**Task instructions**
In the entries below, find the lines with the word "英ポンド" and copy them.

**Dataset entries**
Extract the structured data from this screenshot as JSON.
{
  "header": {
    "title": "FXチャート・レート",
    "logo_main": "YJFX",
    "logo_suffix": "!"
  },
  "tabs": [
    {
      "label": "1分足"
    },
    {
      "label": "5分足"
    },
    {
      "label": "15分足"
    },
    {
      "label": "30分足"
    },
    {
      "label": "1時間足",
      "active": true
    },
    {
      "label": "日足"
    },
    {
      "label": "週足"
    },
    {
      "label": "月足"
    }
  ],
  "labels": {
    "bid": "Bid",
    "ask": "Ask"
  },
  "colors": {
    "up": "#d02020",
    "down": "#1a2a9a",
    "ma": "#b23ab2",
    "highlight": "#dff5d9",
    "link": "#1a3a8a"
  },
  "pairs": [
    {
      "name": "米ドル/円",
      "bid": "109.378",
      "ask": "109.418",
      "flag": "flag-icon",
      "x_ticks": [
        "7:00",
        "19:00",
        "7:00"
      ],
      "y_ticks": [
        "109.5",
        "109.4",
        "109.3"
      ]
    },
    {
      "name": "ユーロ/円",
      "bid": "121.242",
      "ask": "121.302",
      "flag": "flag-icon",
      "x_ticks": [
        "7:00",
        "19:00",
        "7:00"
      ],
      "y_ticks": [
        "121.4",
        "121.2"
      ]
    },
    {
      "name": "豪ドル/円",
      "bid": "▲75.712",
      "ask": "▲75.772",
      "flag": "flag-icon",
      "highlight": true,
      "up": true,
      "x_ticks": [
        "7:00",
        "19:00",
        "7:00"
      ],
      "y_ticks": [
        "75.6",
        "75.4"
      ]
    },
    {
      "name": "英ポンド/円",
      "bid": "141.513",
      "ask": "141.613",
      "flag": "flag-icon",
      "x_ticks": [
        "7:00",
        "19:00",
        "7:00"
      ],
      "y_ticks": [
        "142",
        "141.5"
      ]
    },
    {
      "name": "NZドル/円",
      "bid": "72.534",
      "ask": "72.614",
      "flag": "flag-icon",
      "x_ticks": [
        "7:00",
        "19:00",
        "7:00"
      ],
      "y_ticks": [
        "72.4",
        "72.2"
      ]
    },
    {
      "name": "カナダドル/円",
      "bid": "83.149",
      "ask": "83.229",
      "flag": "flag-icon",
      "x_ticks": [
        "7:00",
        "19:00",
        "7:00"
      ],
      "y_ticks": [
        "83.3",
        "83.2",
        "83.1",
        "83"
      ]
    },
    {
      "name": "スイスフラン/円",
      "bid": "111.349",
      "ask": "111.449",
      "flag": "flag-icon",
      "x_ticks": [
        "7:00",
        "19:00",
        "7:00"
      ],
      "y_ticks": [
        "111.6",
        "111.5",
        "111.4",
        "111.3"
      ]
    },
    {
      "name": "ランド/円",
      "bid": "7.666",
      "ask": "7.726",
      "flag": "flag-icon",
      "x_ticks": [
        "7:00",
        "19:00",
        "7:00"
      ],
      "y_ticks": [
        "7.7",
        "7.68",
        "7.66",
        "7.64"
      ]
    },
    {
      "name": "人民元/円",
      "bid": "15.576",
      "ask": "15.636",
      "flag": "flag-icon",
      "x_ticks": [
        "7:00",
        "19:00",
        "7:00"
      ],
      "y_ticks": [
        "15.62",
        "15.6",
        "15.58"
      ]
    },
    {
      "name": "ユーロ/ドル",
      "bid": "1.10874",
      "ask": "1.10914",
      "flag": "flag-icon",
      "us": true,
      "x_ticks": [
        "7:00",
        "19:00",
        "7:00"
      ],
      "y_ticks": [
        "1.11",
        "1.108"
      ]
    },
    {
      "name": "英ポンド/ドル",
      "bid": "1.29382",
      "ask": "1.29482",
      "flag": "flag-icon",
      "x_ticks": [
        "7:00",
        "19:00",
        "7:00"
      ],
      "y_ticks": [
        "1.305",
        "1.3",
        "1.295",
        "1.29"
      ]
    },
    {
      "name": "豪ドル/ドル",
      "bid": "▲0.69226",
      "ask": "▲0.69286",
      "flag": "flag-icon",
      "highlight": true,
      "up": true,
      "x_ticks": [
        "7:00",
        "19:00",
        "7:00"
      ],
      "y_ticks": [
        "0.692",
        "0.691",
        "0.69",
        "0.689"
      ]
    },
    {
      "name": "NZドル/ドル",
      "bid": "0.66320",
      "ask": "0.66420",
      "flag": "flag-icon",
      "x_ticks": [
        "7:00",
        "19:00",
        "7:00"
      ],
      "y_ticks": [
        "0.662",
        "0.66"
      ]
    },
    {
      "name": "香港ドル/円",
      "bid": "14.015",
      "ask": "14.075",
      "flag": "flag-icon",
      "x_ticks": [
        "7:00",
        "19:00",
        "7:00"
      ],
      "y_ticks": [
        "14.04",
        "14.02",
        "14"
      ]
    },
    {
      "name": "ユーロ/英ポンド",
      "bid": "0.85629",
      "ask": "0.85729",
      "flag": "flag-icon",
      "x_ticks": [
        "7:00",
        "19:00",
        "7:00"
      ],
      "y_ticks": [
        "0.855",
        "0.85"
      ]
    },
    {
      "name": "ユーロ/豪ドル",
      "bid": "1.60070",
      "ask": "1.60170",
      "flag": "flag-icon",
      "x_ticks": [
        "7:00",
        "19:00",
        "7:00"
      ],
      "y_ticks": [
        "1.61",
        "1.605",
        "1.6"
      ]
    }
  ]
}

**Completed exercise**
      "name": "英ポンド/円",
      "name": "英ポンド/ドル",
      "name": "ユーロ/英ポンド",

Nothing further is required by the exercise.